[OBJECTIVE]: Each entry here needs to be set down again exactly, please; pictures are left out.

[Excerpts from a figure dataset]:
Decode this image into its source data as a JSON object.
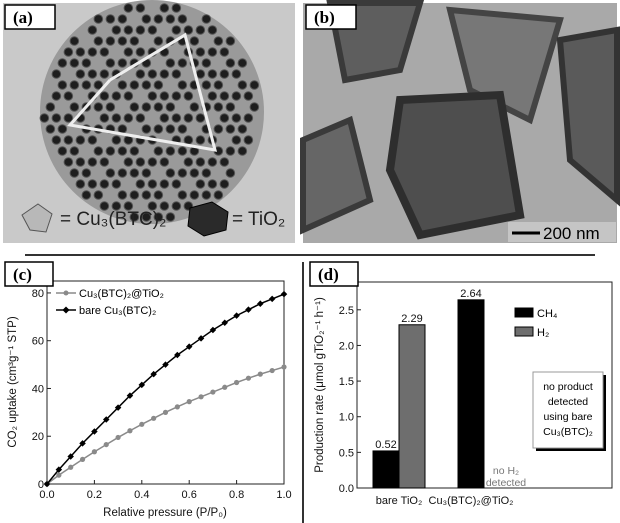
{
  "panels": {
    "a": {
      "label": "(a)",
      "legend_cu": "= Cu₃(BTC)₂",
      "legend_ti": "= TiO₂"
    },
    "b": {
      "label": "(b)",
      "scale_bar": "200 nm"
    },
    "c": {
      "label": "(c)"
    },
    "d": {
      "label": "(d)"
    }
  },
  "chart_data": [
    {
      "panel": "c",
      "type": "line",
      "xlabel": "Relative pressure (P/P₀)",
      "ylabel": "CO₂ uptake (cm³g⁻¹ STP)",
      "xlim": [
        0,
        1.0
      ],
      "ylim": [
        0,
        85
      ],
      "xticks": [
        "0.0",
        "0.2",
        "0.4",
        "0.6",
        "0.8",
        "1.0"
      ],
      "yticks": [
        "0",
        "20",
        "40",
        "60",
        "80"
      ],
      "legend_position": "top-left",
      "x": [
        0,
        0.05,
        0.1,
        0.15,
        0.2,
        0.25,
        0.3,
        0.35,
        0.4,
        0.45,
        0.5,
        0.55,
        0.6,
        0.65,
        0.7,
        0.75,
        0.8,
        0.85,
        0.9,
        0.95,
        1.0
      ],
      "series": [
        {
          "name": "Cu₃(BTC)₂@TiO₂",
          "color": "#8a8a8a",
          "marker": "circle",
          "values": [
            0,
            3.7,
            7,
            10.3,
            13.5,
            16.5,
            19.5,
            22.3,
            25,
            27.5,
            30,
            32.3,
            34.5,
            36.5,
            38.5,
            40.5,
            42.5,
            44.3,
            46,
            47.5,
            49
          ]
        },
        {
          "name": "bare Cu₃(BTC)₂",
          "color": "#000000",
          "marker": "diamond",
          "values": [
            0,
            6,
            11.5,
            17,
            22,
            27,
            32,
            37,
            41.5,
            46,
            50,
            54,
            57.5,
            61,
            64.5,
            67.5,
            70.5,
            73,
            75.5,
            77.5,
            79.5
          ]
        }
      ]
    },
    {
      "panel": "d",
      "type": "bar",
      "ylabel": "Production rate (μmol gTiO₂⁻¹ h⁻¹)",
      "ylim": [
        0,
        2.89
      ],
      "yticks": [
        "0.0",
        "0.5",
        "1.0",
        "1.5",
        "2.0",
        "2.5"
      ],
      "categories": [
        "bare TiO₂",
        "Cu₃(BTC)₂@TiO₂"
      ],
      "legend_position": "top-right",
      "series": [
        {
          "name": "CH₄",
          "color": "#000000",
          "values": [
            0.52,
            2.64
          ],
          "labels": [
            "0.52",
            "2.64"
          ]
        },
        {
          "name": "H₂",
          "color": "#6e6e6e",
          "values": [
            2.29,
            null
          ],
          "labels": [
            "2.29",
            ""
          ]
        }
      ],
      "annotations": {
        "no_h2": [
          "no H₂",
          "detected"
        ],
        "note": [
          "no product",
          "detected",
          "using bare",
          "Cu₃(BTC)₂"
        ]
      }
    }
  ]
}
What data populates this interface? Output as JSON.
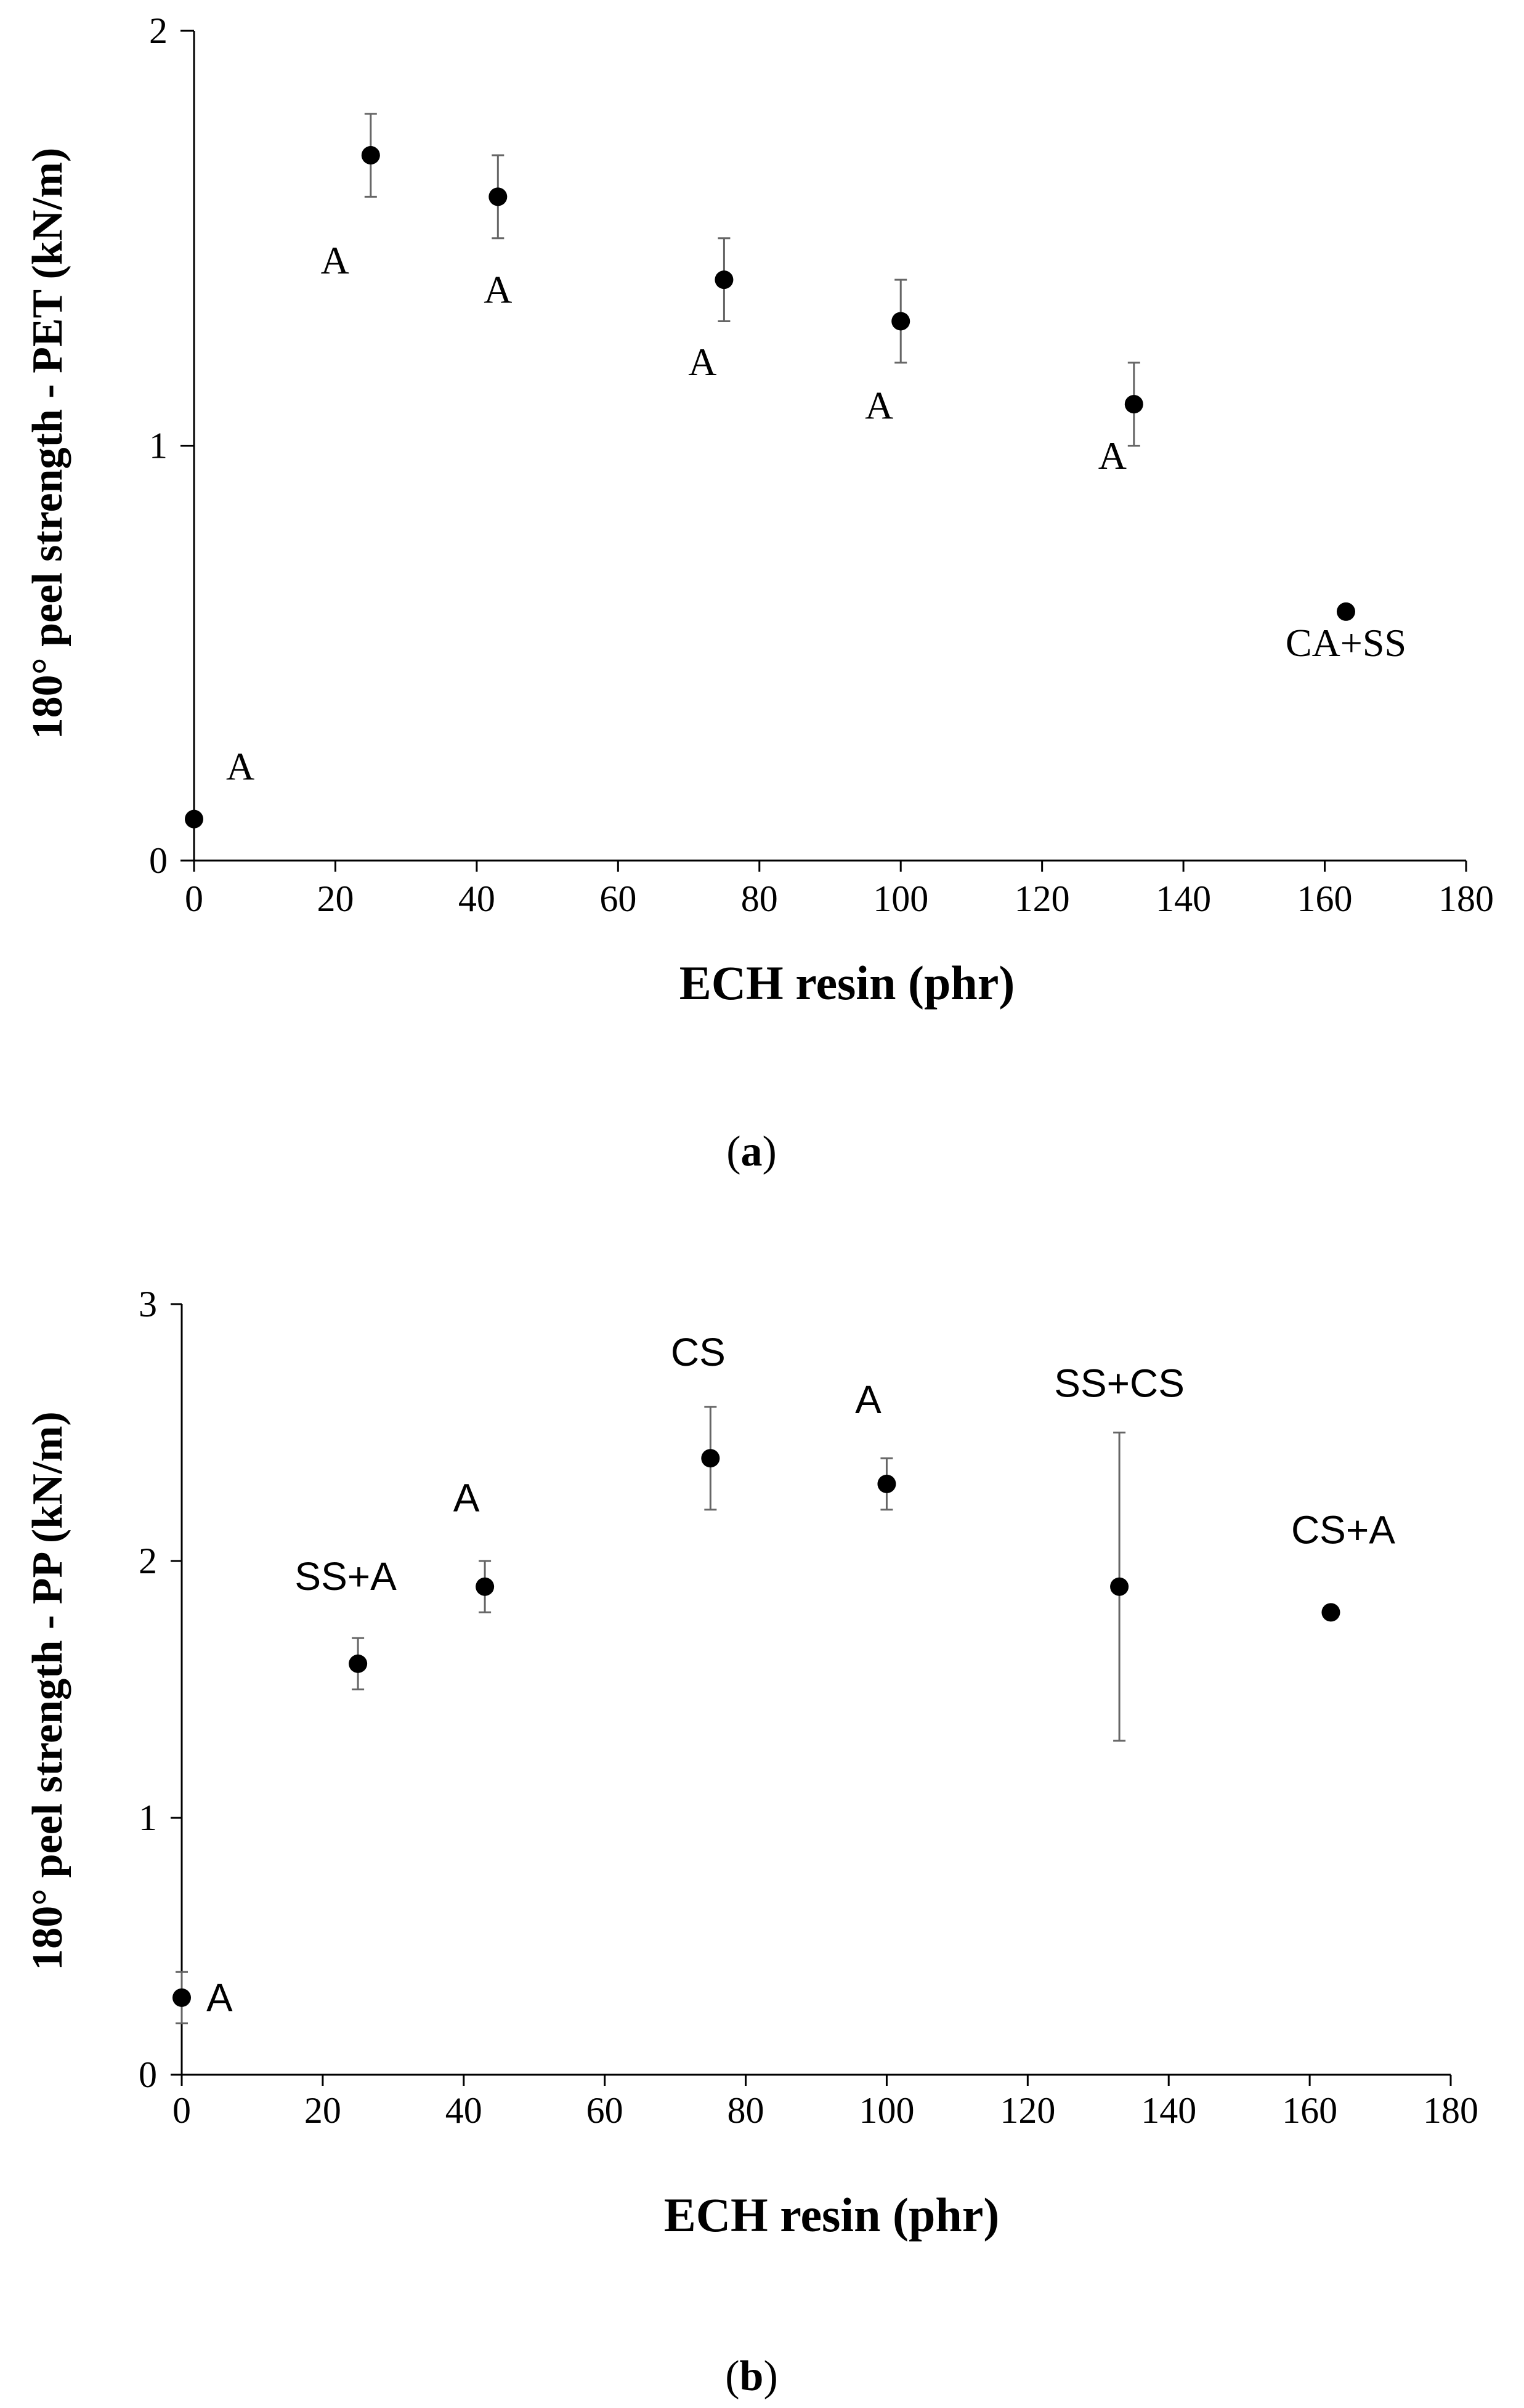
{
  "chart_data": [
    {
      "type": "scatter",
      "panel": "a",
      "caption_open": "(",
      "caption_letter": "a",
      "caption_close": ")",
      "xlabel": "ECH resin (phr)",
      "ylabel": "180° peel strength - PET (kN/m)",
      "xlim": [
        0,
        180
      ],
      "ylim": [
        0,
        2
      ],
      "xticks": [
        "0",
        "20",
        "40",
        "60",
        "80",
        "100",
        "120",
        "140",
        "160",
        "180"
      ],
      "yticks": [
        "0",
        "1",
        "2"
      ],
      "points": [
        {
          "x": 0,
          "y": 0.1,
          "err": 0,
          "label": "A"
        },
        {
          "x": 25,
          "y": 1.7,
          "err": 0.1,
          "label": "A"
        },
        {
          "x": 43,
          "y": 1.6,
          "err": 0.1,
          "label": "A"
        },
        {
          "x": 75,
          "y": 1.4,
          "err": 0.1,
          "label": "A"
        },
        {
          "x": 100,
          "y": 1.3,
          "err": 0.1,
          "label": "A"
        },
        {
          "x": 133,
          "y": 1.1,
          "err": 0.1,
          "label": "A"
        },
        {
          "x": 163,
          "y": 0.6,
          "err": 0,
          "label": "CA+SS"
        }
      ]
    },
    {
      "type": "scatter",
      "panel": "b",
      "caption_open": "(",
      "caption_letter": "b",
      "caption_close": ")",
      "xlabel": "ECH resin (phr)",
      "ylabel": "180° peel strength - PP (kN/m)",
      "xlim": [
        0,
        180
      ],
      "ylim": [
        0,
        3
      ],
      "xticks": [
        "0",
        "20",
        "40",
        "60",
        "80",
        "100",
        "120",
        "140",
        "160",
        "180"
      ],
      "yticks": [
        "0",
        "1",
        "2",
        "3"
      ],
      "points": [
        {
          "x": 0,
          "y": 0.3,
          "err": 0.1,
          "label": "A"
        },
        {
          "x": 25,
          "y": 1.6,
          "err": 0.1,
          "label": "SS+A"
        },
        {
          "x": 43,
          "y": 1.9,
          "err": 0.1,
          "label": "A"
        },
        {
          "x": 75,
          "y": 2.4,
          "err": 0.2,
          "label": "CS"
        },
        {
          "x": 100,
          "y": 2.3,
          "err": 0.1,
          "label": "A"
        },
        {
          "x": 133,
          "y": 1.9,
          "err": 0.6,
          "label": "SS+CS"
        },
        {
          "x": 163,
          "y": 1.8,
          "err": 0,
          "label": "CS+A"
        }
      ]
    }
  ]
}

[EXPECTED OUTPUT]:
Decode this image into its source data as a JSON object.
{
  "panels": {
    "a": {
      "label": "(a)",
      "legend_cu": "= Cu₃(BTC)₂",
      "legend_ti": "= TiO₂"
    },
    "b": {
      "label": "(b)",
      "scale_bar": "200 nm"
    },
    "c": {
      "label": "(c)"
    },
    "d": {
      "label": "(d)"
    }
  },
  "chart_data": [
    {
      "panel": "c",
      "type": "line",
      "xlabel": "Relative pressure (P/P₀)",
      "ylabel": "CO₂ uptake (cm³g⁻¹ STP)",
      "xlim": [
        0,
        1.0
      ],
      "ylim": [
        0,
        85
      ],
      "xticks": [
        "0.0",
        "0.2",
        "0.4",
        "0.6",
        "0.8",
        "1.0"
      ],
      "yticks": [
        "0",
        "20",
        "40",
        "60",
        "80"
      ],
      "legend_position": "top-left",
      "x": [
        0,
        0.05,
        0.1,
        0.15,
        0.2,
        0.25,
        0.3,
        0.35,
        0.4,
        0.45,
        0.5,
        0.55,
        0.6,
        0.65,
        0.7,
        0.75,
        0.8,
        0.85,
        0.9,
        0.95,
        1.0
      ],
      "series": [
        {
          "name": "Cu₃(BTC)₂@TiO₂",
          "color": "#8a8a8a",
          "marker": "circle",
          "values": [
            0,
            3.7,
            7,
            10.3,
            13.5,
            16.5,
            19.5,
            22.3,
            25,
            27.5,
            30,
            32.3,
            34.5,
            36.5,
            38.5,
            40.5,
            42.5,
            44.3,
            46,
            47.5,
            49
          ]
        },
        {
          "name": "bare Cu₃(BTC)₂",
          "color": "#000000",
          "marker": "diamond",
          "values": [
            0,
            6,
            11.5,
            17,
            22,
            27,
            32,
            37,
            41.5,
            46,
            50,
            54,
            57.5,
            61,
            64.5,
            67.5,
            70.5,
            73,
            75.5,
            77.5,
            79.5
          ]
        }
      ]
    },
    {
      "panel": "d",
      "type": "bar",
      "ylabel": "Production rate (μmol gTiO₂⁻¹ h⁻¹)",
      "ylim": [
        0,
        2.89
      ],
      "yticks": [
        "0.0",
        "0.5",
        "1.0",
        "1.5",
        "2.0",
        "2.5"
      ],
      "categories": [
        "bare TiO₂",
        "Cu₃(BTC)₂@TiO₂"
      ],
      "legend_position": "top-right",
      "series": [
        {
          "name": "CH₄",
          "color": "#000000",
          "values": [
            0.52,
            2.64
          ],
          "labels": [
            "0.52",
            "2.64"
          ]
        },
        {
          "name": "H₂",
          "color": "#6e6e6e",
          "values": [
            2.29,
            null
          ],
          "labels": [
            "2.29",
            ""
          ]
        }
      ],
      "annotations": {
        "no_h2": [
          "no H₂",
          "detected"
        ],
        "note": [
          "no product",
          "detected",
          "using bare",
          "Cu₃(BTC)₂"
        ]
      }
    }
  ]
}
What data populates this interface? Output as JSON.
{
  "chart_data": [
    {
      "type": "scatter",
      "panel": "a",
      "caption_open": "(",
      "caption_letter": "a",
      "caption_close": ")",
      "xlabel": "ECH resin (phr)",
      "ylabel": "180° peel strength - PET (kN/m)",
      "xlim": [
        0,
        180
      ],
      "ylim": [
        0,
        2
      ],
      "xticks": [
        "0",
        "20",
        "40",
        "60",
        "80",
        "100",
        "120",
        "140",
        "160",
        "180"
      ],
      "yticks": [
        "0",
        "1",
        "2"
      ],
      "points": [
        {
          "x": 0,
          "y": 0.1,
          "err": 0,
          "label": "A"
        },
        {
          "x": 25,
          "y": 1.7,
          "err": 0.1,
          "label": "A"
        },
        {
          "x": 43,
          "y": 1.6,
          "err": 0.1,
          "label": "A"
        },
        {
          "x": 75,
          "y": 1.4,
          "err": 0.1,
          "label": "A"
        },
        {
          "x": 100,
          "y": 1.3,
          "err": 0.1,
          "label": "A"
        },
        {
          "x": 133,
          "y": 1.1,
          "err": 0.1,
          "label": "A"
        },
        {
          "x": 163,
          "y": 0.6,
          "err": 0,
          "label": "CA+SS"
        }
      ]
    },
    {
      "type": "scatter",
      "panel": "b",
      "caption_open": "(",
      "caption_letter": "b",
      "caption_close": ")",
      "xlabel": "ECH resin (phr)",
      "ylabel": "180° peel strength - PP (kN/m)",
      "xlim": [
        0,
        180
      ],
      "ylim": [
        0,
        3
      ],
      "xticks": [
        "0",
        "20",
        "40",
        "60",
        "80",
        "100",
        "120",
        "140",
        "160",
        "180"
      ],
      "yticks": [
        "0",
        "1",
        "2",
        "3"
      ],
      "points": [
        {
          "x": 0,
          "y": 0.3,
          "err": 0.1,
          "label": "A"
        },
        {
          "x": 25,
          "y": 1.6,
          "err": 0.1,
          "label": "SS+A"
        },
        {
          "x": 43,
          "y": 1.9,
          "err": 0.1,
          "label": "A"
        },
        {
          "x": 75,
          "y": 2.4,
          "err": 0.2,
          "label": "CS"
        },
        {
          "x": 100,
          "y": 2.3,
          "err": 0.1,
          "label": "A"
        },
        {
          "x": 133,
          "y": 1.9,
          "err": 0.6,
          "label": "SS+CS"
        },
        {
          "x": 163,
          "y": 1.8,
          "err": 0,
          "label": "CS+A"
        }
      ]
    }
  ]
}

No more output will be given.